Goal of the exercise: The required output is a single number: how many lines of the material contain the string "outros".

"""

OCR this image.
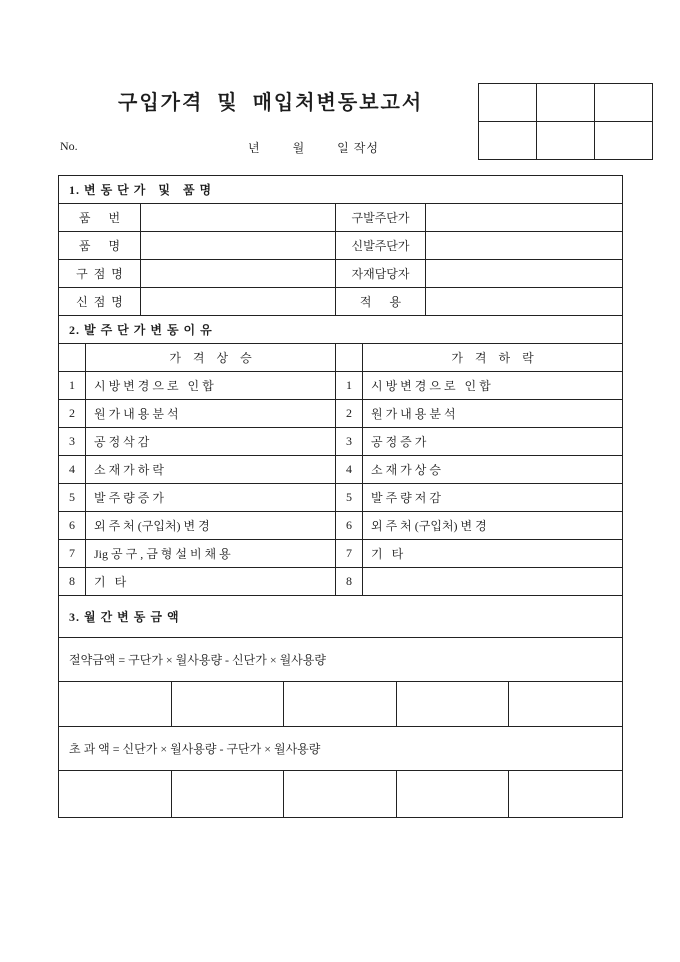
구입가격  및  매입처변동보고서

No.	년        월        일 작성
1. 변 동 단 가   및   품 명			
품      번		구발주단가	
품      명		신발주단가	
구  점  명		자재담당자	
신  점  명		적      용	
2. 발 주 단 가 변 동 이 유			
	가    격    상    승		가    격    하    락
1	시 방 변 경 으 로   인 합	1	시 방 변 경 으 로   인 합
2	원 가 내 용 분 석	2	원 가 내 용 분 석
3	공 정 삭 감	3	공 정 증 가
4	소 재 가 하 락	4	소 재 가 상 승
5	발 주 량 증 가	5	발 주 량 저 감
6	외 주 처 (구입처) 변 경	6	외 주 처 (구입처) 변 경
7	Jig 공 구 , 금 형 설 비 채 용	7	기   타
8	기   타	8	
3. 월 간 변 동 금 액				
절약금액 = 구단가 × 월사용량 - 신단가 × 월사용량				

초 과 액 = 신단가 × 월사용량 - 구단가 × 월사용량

"""
"""

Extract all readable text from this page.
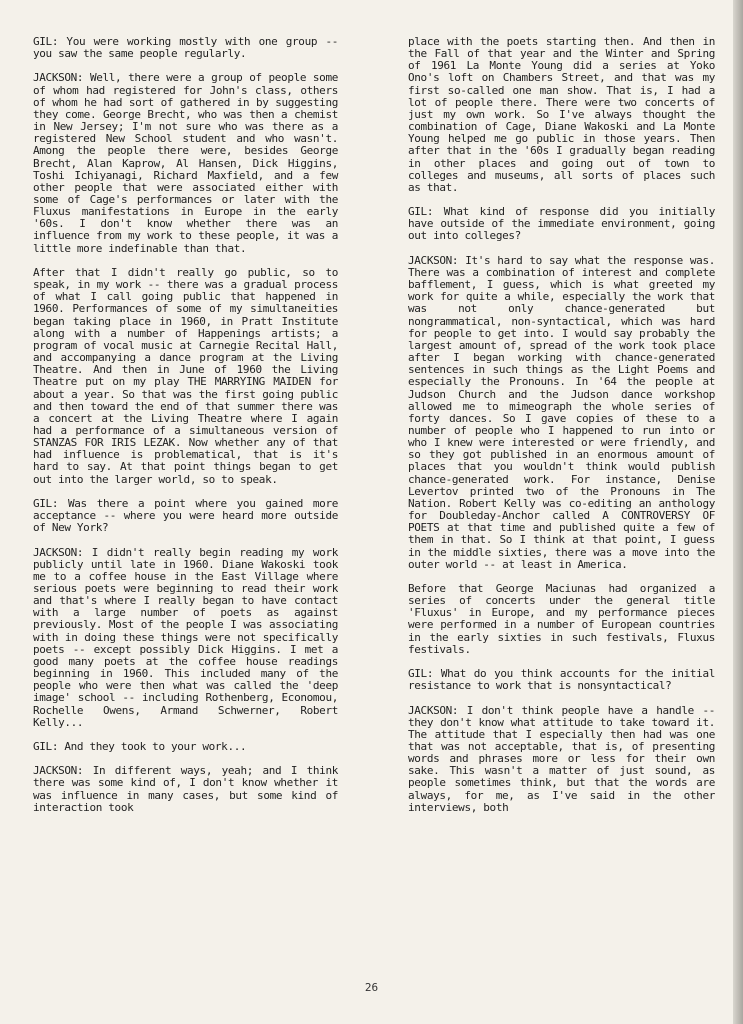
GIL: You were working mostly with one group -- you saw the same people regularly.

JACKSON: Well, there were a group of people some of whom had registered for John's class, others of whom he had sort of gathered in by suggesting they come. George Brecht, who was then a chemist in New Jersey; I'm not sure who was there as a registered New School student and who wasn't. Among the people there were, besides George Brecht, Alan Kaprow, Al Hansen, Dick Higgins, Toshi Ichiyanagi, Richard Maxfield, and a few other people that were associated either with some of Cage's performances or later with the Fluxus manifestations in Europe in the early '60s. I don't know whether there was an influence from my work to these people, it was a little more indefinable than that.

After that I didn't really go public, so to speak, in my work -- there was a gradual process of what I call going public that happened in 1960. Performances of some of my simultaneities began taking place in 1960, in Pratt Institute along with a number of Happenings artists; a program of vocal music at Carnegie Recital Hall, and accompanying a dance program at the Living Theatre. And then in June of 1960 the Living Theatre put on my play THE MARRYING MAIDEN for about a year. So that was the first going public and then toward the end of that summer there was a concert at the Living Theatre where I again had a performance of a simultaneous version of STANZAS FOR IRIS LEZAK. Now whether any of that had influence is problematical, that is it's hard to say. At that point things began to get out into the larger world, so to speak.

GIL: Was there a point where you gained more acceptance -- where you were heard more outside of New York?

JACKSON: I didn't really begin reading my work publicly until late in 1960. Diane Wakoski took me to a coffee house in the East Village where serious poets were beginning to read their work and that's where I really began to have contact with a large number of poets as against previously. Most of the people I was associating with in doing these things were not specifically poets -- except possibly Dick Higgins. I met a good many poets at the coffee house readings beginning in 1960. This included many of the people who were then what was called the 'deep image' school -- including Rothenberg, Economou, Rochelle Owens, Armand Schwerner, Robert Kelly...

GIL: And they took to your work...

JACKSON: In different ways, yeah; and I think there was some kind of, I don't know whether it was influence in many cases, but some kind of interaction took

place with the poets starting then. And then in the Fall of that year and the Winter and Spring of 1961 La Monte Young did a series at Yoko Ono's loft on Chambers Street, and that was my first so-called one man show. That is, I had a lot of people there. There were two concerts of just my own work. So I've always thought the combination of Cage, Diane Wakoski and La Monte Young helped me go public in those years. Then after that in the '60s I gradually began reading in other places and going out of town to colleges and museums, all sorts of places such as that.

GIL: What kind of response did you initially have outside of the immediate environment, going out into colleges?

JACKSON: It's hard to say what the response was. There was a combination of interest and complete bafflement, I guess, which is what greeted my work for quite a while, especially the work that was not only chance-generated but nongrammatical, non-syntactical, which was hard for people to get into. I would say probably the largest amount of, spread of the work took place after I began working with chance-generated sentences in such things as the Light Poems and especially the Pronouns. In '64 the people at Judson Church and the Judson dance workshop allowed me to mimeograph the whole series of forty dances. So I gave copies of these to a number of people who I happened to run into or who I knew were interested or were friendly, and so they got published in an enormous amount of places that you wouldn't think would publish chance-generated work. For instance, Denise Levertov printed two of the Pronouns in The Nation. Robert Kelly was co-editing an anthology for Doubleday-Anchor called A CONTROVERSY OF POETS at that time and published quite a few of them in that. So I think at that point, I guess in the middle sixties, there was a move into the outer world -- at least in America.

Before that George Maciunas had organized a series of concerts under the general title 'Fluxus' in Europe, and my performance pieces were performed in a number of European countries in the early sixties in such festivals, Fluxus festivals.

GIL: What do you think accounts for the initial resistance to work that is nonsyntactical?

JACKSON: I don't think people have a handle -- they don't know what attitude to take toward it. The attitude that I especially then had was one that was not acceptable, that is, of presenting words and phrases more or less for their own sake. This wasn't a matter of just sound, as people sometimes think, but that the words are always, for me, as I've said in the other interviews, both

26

"""
"""

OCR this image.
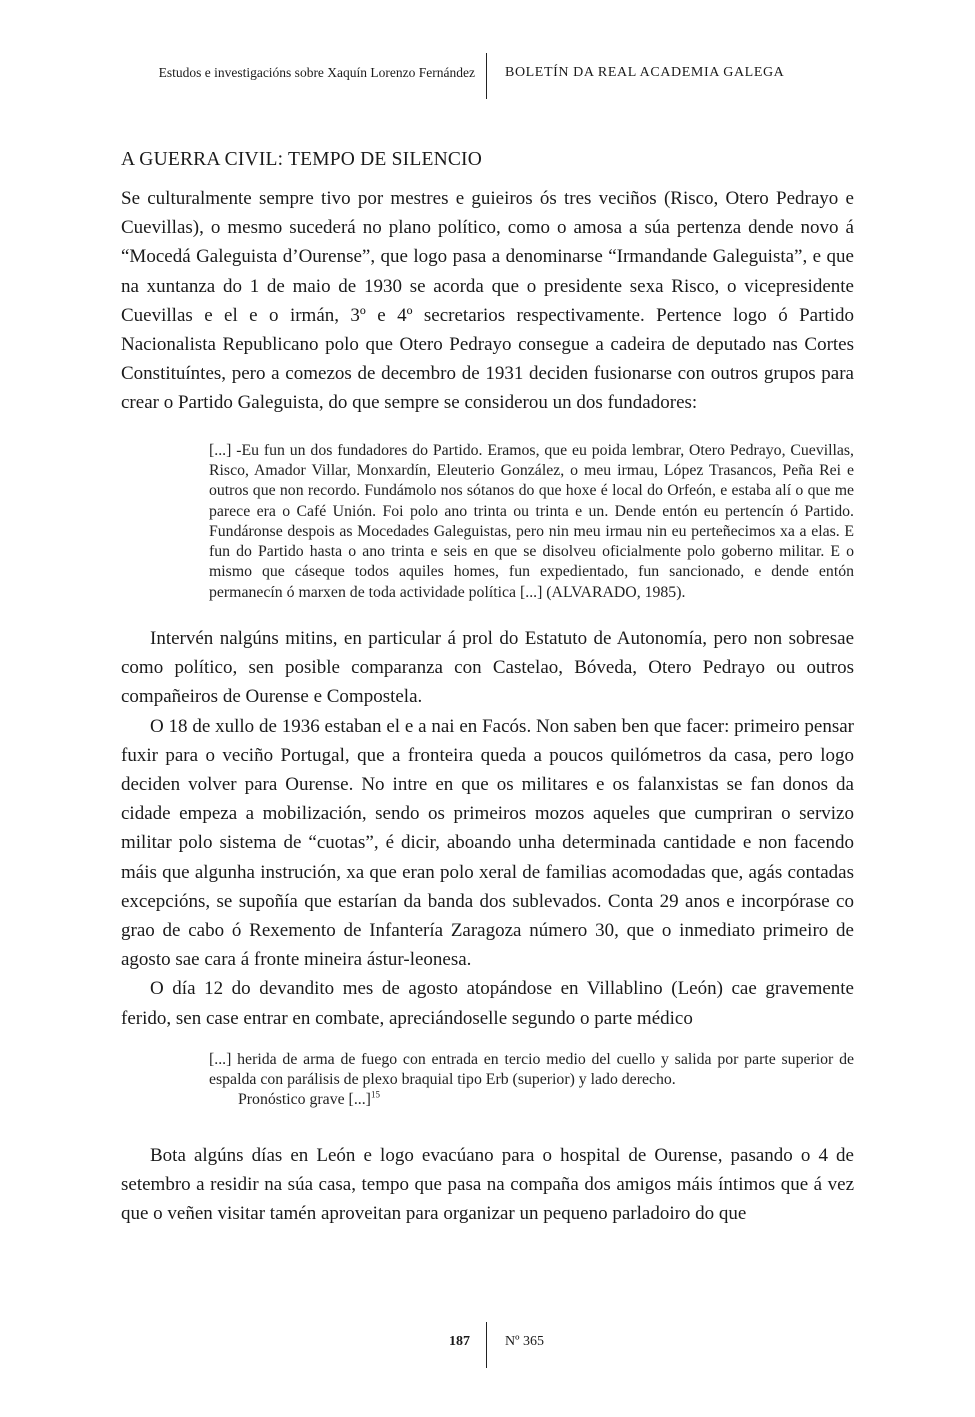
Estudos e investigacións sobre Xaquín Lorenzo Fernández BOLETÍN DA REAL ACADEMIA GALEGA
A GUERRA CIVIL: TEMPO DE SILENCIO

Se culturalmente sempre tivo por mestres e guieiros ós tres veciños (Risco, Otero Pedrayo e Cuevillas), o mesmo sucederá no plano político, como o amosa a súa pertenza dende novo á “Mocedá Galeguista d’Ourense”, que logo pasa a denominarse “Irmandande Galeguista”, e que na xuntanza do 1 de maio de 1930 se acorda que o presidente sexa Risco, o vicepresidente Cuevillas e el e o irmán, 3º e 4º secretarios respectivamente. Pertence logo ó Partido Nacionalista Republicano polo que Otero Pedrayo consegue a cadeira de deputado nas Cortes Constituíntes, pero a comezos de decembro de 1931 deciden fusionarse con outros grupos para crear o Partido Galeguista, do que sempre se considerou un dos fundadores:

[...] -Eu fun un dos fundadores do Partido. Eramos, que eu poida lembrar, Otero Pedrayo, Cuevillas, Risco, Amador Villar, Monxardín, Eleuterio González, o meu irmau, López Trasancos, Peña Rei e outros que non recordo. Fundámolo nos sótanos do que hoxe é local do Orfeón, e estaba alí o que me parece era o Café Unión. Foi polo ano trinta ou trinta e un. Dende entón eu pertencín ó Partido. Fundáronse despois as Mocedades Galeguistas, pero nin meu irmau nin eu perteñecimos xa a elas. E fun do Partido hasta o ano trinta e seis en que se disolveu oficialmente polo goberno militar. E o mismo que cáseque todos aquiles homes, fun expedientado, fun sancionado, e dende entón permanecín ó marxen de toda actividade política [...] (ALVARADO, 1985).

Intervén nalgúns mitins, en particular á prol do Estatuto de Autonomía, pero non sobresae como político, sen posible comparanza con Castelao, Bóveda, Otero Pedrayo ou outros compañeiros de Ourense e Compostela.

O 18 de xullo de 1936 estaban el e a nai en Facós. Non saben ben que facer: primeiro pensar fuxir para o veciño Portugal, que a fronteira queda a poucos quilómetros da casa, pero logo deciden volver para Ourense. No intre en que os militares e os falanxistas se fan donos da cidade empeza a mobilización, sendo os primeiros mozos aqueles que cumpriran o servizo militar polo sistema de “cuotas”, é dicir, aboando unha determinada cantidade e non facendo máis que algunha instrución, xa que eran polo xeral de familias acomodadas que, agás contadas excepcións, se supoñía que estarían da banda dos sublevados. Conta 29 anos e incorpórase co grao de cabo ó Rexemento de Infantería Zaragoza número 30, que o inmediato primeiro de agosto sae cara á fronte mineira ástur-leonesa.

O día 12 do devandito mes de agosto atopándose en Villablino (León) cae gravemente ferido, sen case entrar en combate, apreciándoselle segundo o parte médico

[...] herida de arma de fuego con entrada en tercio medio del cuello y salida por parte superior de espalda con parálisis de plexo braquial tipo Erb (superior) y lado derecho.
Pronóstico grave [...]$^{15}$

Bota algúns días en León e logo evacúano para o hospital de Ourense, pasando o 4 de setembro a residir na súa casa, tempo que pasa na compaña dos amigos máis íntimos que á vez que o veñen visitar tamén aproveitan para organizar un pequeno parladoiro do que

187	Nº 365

"""

Correct result: 3